::: Data for this exercise

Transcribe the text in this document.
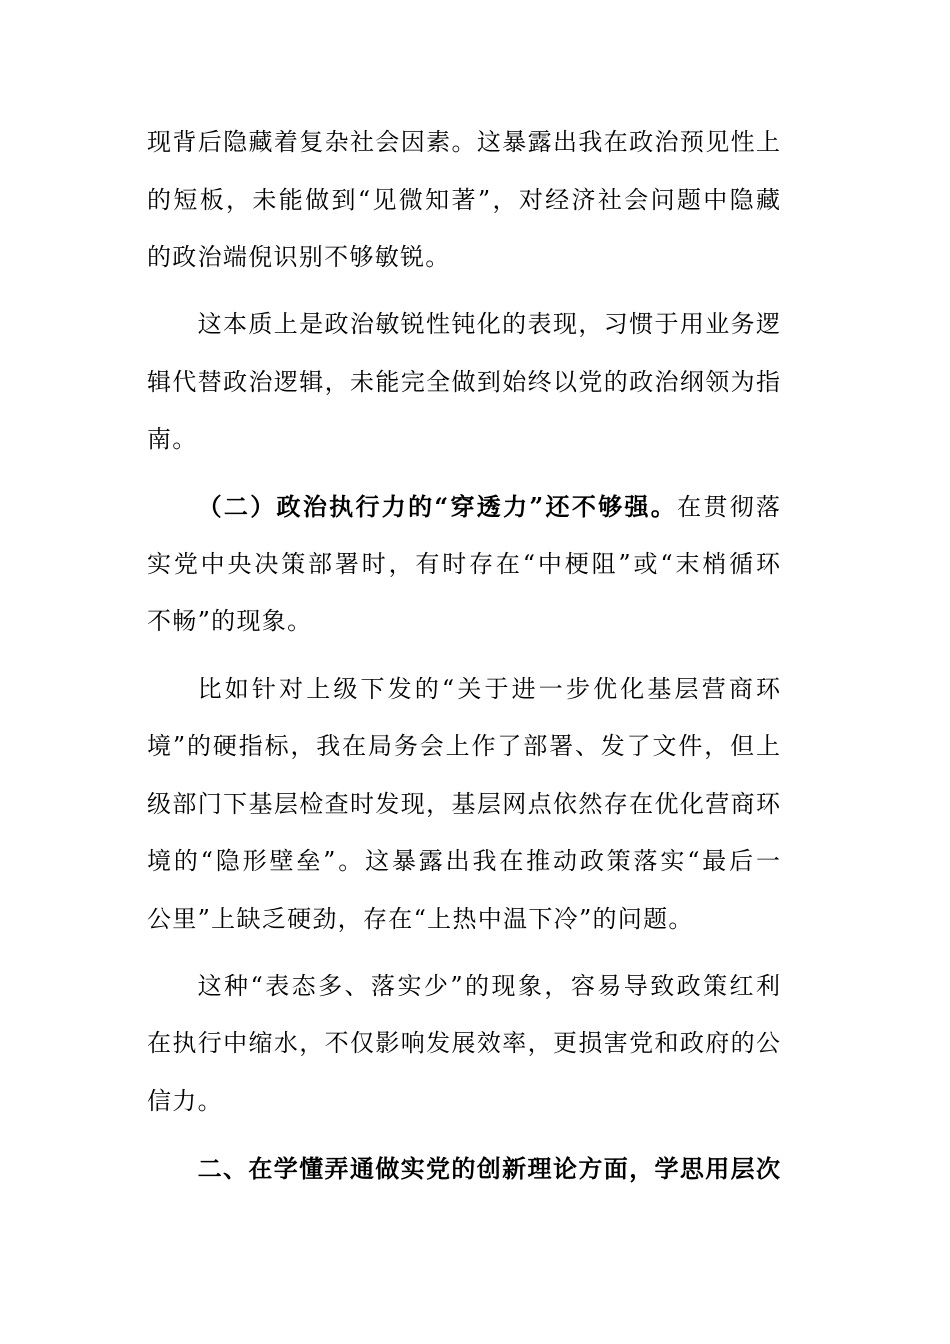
现背后隐藏着复杂社会因素。这暴露出我在政治预见性上
的短板，未能做到“见微知著”，对经济社会问题中隐藏
的政治端倪识别不够敏锐。
这本质上是政治敏锐性钝化的表现，习惯于用业务逻
辑代替政治逻辑，未能完全做到始终以党的政治纲领为指
南。
（二）政治执行力的“穿透力”还不够强。在贯彻落
实党中央决策部署时，有时存在“中梗阻”或“末梢循环
不畅”的现象。
比如针对上级下发的“关于进一步优化基层营商环
境”的硬指标，我在局务会上作了部署、发了文件，但上
级部门下基层检查时发现，基层网点依然存在优化营商环
境的“隐形壁垒”。这暴露出我在推动政策落实“最后一
公里”上缺乏硬劲，存在“上热中温下冷”的问题。
这种“表态多、落实少”的现象，容易导致政策红利
在执行中缩水，不仅影响发展效率，更损害党和政府的公
信力。
二、在学懂弄通做实党的创新理论方面，学思用层次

::::::

## Aim of the exercise
All of the material above is to be copied exactly, except for its images.

## Answer
Transcribe the text in this document.
现背后隐藏着复杂社会因素。这暴露出我在政治预见性上
的短板，未能做到“见微知著”，对经济社会问题中隐藏
的政治端倪识别不够敏锐。
这本质上是政治敏锐性钝化的表现，习惯于用业务逻
辑代替政治逻辑，未能完全做到始终以党的政治纲领为指
南。
（二）政治执行力的“穿透力”还不够强。在贯彻落
实党中央决策部署时，有时存在“中梗阻”或“末梢循环
不畅”的现象。
比如针对上级下发的“关于进一步优化基层营商环
境”的硬指标，我在局务会上作了部署、发了文件，但上
级部门下基层检查时发现，基层网点依然存在优化营商环
境的“隐形壁垒”。这暴露出我在推动政策落实“最后一
公里”上缺乏硬劲，存在“上热中温下冷”的问题。
这种“表态多、落实少”的现象，容易导致政策红利
在执行中缩水，不仅影响发展效率，更损害党和政府的公
信力。
二、在学懂弄通做实党的创新理论方面，学思用层次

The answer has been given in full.